A run of records:
______
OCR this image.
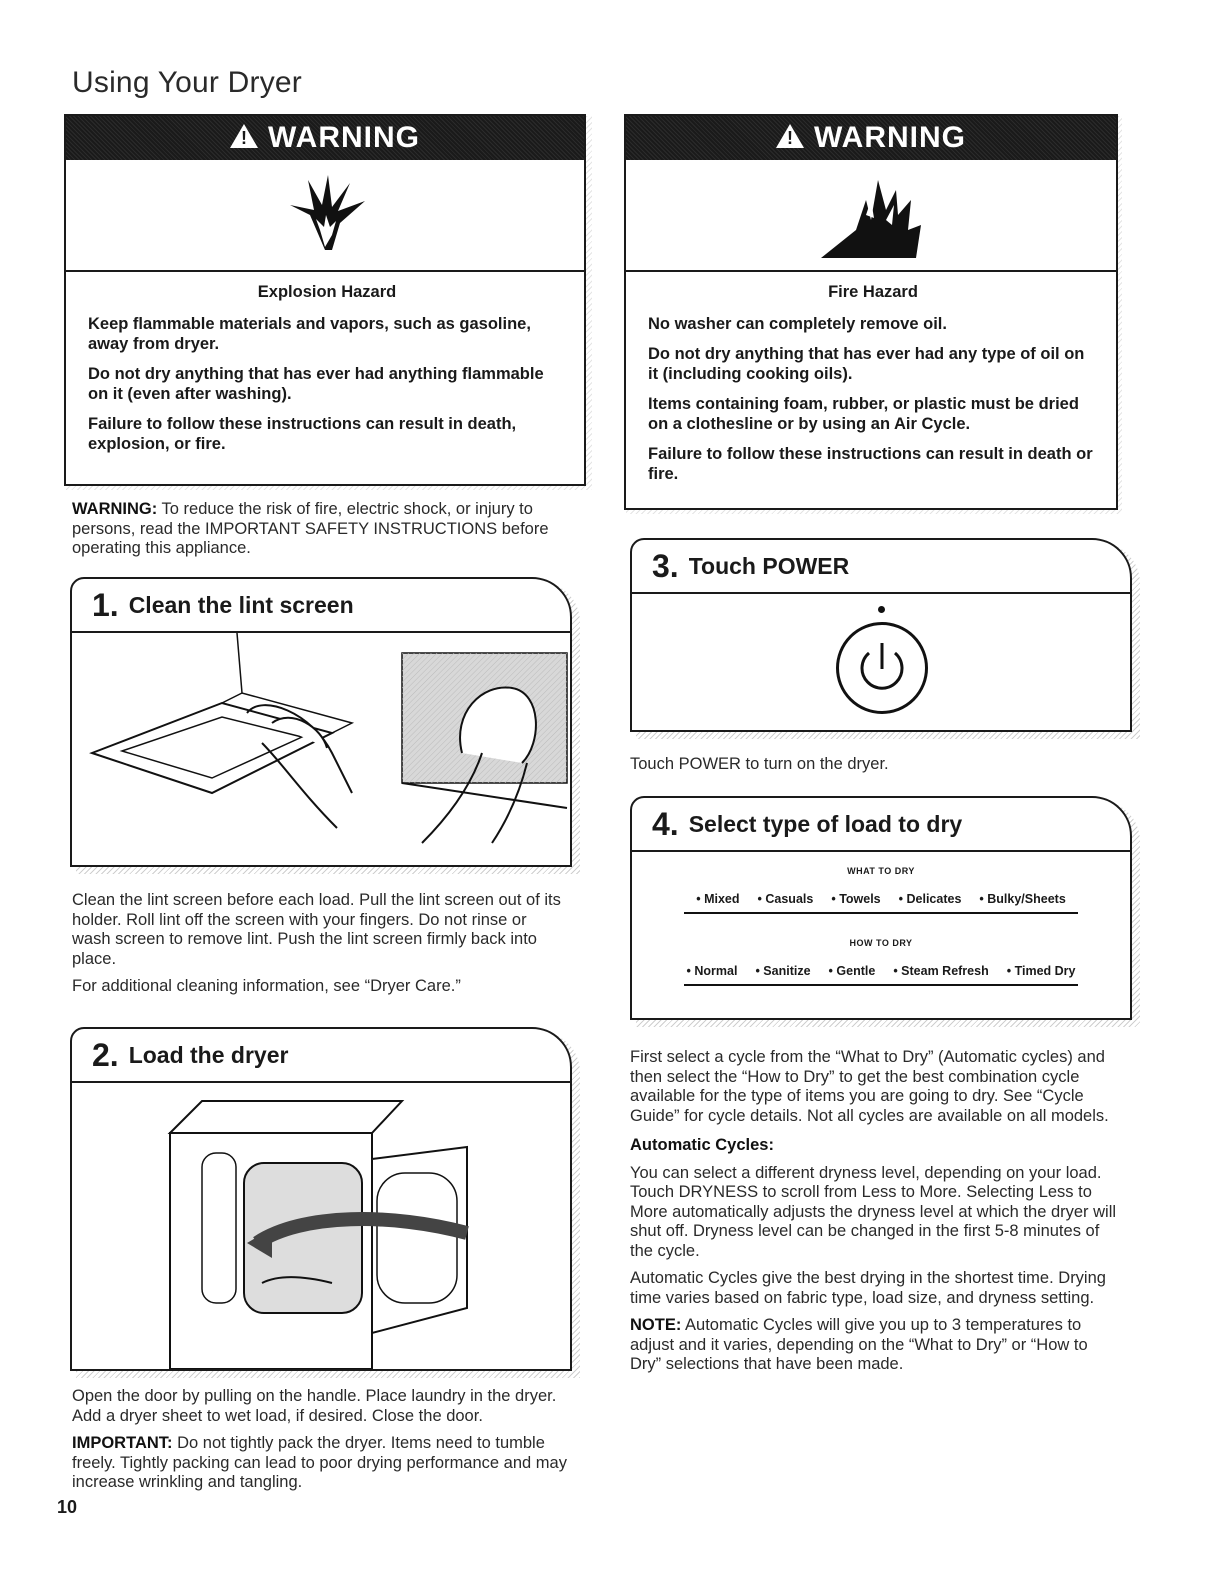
Using Your Dryer
!
WARNING
Explosion Hazard

Keep flammable materials and vapors, such as gasoline, away from dryer.

Do not dry anything that has ever had anything flammable on it (even after washing).

Failure to follow these instructions can result in death, explosion, or fire.

!
WARNING
Fire Hazard

No washer can completely remove oil.

Do not dry anything that has ever had any type of oil on it (including cooking oils).

Items containing foam, rubber, or plastic must be dried on a clothesline or by using an Air Cycle.

Failure to follow these instructions can result in death or fire.

WARNING: To reduce the risk of fire, electric shock, or injury to persons, read the IMPORTANT SAFETY INSTRUCTIONS before operating this appliance.
1. Clean the lint screen

Clean the lint screen before each load. Pull the lint screen out of its holder. Roll lint off the screen with your fingers. Do not rinse or wash screen to remove lint. Push the lint screen firmly back into place.

For additional cleaning information, see “Dryer Care.”

2. Load the dryer

Open the door by pulling on the handle. Place laundry in the dryer. Add a dryer sheet to wet load, if desired. Close the door.

IMPORTANT: Do not tightly pack the dryer. Items need to tumble freely. Tightly packing can lead to poor drying performance and may increase wrinkling and tangling.

3. Touch POWER
Touch POWER to turn on the dryer.
4. Select type of load to dry
WHAT TO DRY
• Mixed	• Casuals	• Towels	• Delicates	• Bulky/Sheets
HOW TO DRY
• Normal	• Sanitize	• Gentle	• Steam Refresh	• Timed Dry

First select a cycle from the “What to Dry” (Automatic cycles) and then select the “How to Dry” to get the best combination cycle available for the type of items you are going to dry. See “Cycle Guide” for cycle details. Not all cycles are available on all models.

Automatic Cycles:

You can select a different dryness level, depending on your load. Touch DRYNESS to scroll from Less to More. Selecting Less to More automatically adjusts the dryness level at which the dryer will shut off. Dryness level can be changed in the first 5-8 minutes of the cycle.

Automatic Cycles give the best drying in the shortest time. Drying time varies based on fabric type, load size, and dryness setting.

NOTE: Automatic Cycles will give you up to 3 temperatures to adjust and it varies, depending on the “What to Dry” or “How to Dry” selections that have been made.

10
______
**WORK INSTRUCTIONS:** Print all of the entries word for word. Skip any images they contain.

**SOLUTION FOR THIS TASK:**
OCR this image.
Using Your Dryer
!
WARNING
Explosion Hazard

Keep flammable materials and vapors, such as gasoline, away from dryer.

Do not dry anything that has ever had anything flammable on it (even after washing).

Failure to follow these instructions can result in death, explosion, or fire.

!
WARNING
Fire Hazard

No washer can completely remove oil.

Do not dry anything that has ever had any type of oil on it (including cooking oils).

Items containing foam, rubber, or plastic must be dried on a clothesline or by using an Air Cycle.

Failure to follow these instructions can result in death or fire.

WARNING: To reduce the risk of fire, electric shock, or injury to persons, read the IMPORTANT SAFETY INSTRUCTIONS before operating this appliance.
1. Clean the lint screen

Clean the lint screen before each load. Pull the lint screen out of its holder. Roll lint off the screen with your fingers. Do not rinse or wash screen to remove lint. Push the lint screen firmly back into place.

For additional cleaning information, see “Dryer Care.”

2. Load the dryer

Open the door by pulling on the handle. Place laundry in the dryer. Add a dryer sheet to wet load, if desired. Close the door.

IMPORTANT: Do not tightly pack the dryer. Items need to tumble freely. Tightly packing can lead to poor drying performance and may increase wrinkling and tangling.

3. Touch POWER
Touch POWER to turn on the dryer.
4. Select type of load to dry
WHAT TO DRY
• Mixed	• Casuals	• Towels	• Delicates	• Bulky/Sheets
HOW TO DRY
• Normal	• Sanitize	• Gentle	• Steam Refresh	• Timed Dry

First select a cycle from the “What to Dry” (Automatic cycles) and then select the “How to Dry” to get the best combination cycle available for the type of items you are going to dry. See “Cycle Guide” for cycle details. Not all cycles are available on all models.

Automatic Cycles:

You can select a different dryness level, depending on your load. Touch DRYNESS to scroll from Less to More. Selecting Less to More automatically adjusts the dryness level at which the dryer will shut off. Dryness level can be changed in the first 5-8 minutes of the cycle.

Automatic Cycles give the best drying in the shortest time. Drying time varies based on fabric type, load size, and dryness setting.

NOTE: Automatic Cycles will give you up to 3 temperatures to adjust and it varies, depending on the “What to Dry” or “How to Dry” selections that have been made.

10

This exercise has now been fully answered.